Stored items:
____________________

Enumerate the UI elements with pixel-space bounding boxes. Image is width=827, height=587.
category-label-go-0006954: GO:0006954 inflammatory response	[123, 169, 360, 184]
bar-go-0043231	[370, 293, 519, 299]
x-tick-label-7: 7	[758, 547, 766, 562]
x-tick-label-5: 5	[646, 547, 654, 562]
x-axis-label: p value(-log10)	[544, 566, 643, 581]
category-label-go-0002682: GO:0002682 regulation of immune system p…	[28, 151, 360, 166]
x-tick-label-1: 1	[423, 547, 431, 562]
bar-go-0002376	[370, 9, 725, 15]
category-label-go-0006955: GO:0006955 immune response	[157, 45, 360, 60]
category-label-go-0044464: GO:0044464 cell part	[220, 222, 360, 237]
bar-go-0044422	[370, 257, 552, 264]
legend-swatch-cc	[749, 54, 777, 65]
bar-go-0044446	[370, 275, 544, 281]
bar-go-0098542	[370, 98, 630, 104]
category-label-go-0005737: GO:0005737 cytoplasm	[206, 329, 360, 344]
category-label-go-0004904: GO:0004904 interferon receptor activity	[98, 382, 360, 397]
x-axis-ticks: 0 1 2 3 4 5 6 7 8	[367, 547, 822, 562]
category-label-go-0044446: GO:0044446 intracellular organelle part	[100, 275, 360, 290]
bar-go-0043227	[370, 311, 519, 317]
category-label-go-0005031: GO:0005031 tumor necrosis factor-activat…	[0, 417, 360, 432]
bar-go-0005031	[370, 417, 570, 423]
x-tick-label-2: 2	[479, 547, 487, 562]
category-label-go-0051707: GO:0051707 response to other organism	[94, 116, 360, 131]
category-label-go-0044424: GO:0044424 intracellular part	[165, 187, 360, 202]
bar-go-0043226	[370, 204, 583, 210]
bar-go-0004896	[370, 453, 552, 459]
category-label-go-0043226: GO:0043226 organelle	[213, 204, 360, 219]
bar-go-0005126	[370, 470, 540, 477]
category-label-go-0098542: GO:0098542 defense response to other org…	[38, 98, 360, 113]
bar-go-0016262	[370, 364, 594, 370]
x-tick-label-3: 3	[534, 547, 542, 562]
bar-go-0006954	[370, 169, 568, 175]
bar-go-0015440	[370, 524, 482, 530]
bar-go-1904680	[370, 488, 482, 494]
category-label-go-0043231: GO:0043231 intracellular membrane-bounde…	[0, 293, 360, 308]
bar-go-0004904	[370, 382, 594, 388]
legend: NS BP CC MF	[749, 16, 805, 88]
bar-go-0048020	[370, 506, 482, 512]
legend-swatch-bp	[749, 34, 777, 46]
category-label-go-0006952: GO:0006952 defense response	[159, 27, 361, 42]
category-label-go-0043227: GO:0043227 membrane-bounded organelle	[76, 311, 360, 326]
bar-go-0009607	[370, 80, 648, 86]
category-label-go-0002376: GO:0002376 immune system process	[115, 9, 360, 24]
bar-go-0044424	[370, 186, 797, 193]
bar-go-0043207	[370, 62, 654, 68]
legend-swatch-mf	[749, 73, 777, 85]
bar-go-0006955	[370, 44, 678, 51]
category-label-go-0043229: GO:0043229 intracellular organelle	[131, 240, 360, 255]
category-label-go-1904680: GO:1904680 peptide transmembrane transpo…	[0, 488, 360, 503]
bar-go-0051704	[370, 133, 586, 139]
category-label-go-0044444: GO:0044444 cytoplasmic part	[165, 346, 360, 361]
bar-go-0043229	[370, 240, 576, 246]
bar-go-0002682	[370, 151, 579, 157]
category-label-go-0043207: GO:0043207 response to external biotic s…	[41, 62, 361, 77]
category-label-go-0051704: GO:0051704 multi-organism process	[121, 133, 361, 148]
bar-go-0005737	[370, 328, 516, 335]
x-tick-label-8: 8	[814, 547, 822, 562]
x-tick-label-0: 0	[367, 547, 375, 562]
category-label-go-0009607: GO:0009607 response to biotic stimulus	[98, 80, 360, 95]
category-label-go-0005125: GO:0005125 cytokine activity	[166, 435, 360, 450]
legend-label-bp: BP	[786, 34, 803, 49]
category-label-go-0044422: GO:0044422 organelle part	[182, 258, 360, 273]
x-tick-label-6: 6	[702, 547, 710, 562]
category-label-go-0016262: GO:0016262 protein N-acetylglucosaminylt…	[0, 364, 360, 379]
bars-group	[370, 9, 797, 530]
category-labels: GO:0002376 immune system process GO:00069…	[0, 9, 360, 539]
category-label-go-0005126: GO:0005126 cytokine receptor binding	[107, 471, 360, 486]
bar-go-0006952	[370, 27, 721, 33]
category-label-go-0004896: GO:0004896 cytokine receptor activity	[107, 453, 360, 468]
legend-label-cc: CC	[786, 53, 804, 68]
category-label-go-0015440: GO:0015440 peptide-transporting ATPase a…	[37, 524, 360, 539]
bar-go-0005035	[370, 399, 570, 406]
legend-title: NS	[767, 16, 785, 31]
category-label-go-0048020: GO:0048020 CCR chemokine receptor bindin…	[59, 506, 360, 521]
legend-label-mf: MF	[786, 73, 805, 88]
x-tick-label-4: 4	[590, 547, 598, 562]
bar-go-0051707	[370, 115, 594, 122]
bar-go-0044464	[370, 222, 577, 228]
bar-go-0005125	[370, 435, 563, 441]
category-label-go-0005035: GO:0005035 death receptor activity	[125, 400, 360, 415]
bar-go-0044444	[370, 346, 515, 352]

____________________

Among the lines of the preceding data, which ones hold the word "peptide"? List them.

category-label-go-1904680: GO:1904680 peptide transmembrane transpo…	[0, 488, 360, 503]
category-label-go-0015440: GO:0015440 peptide-transporting ATPase a…	[37, 524, 360, 539]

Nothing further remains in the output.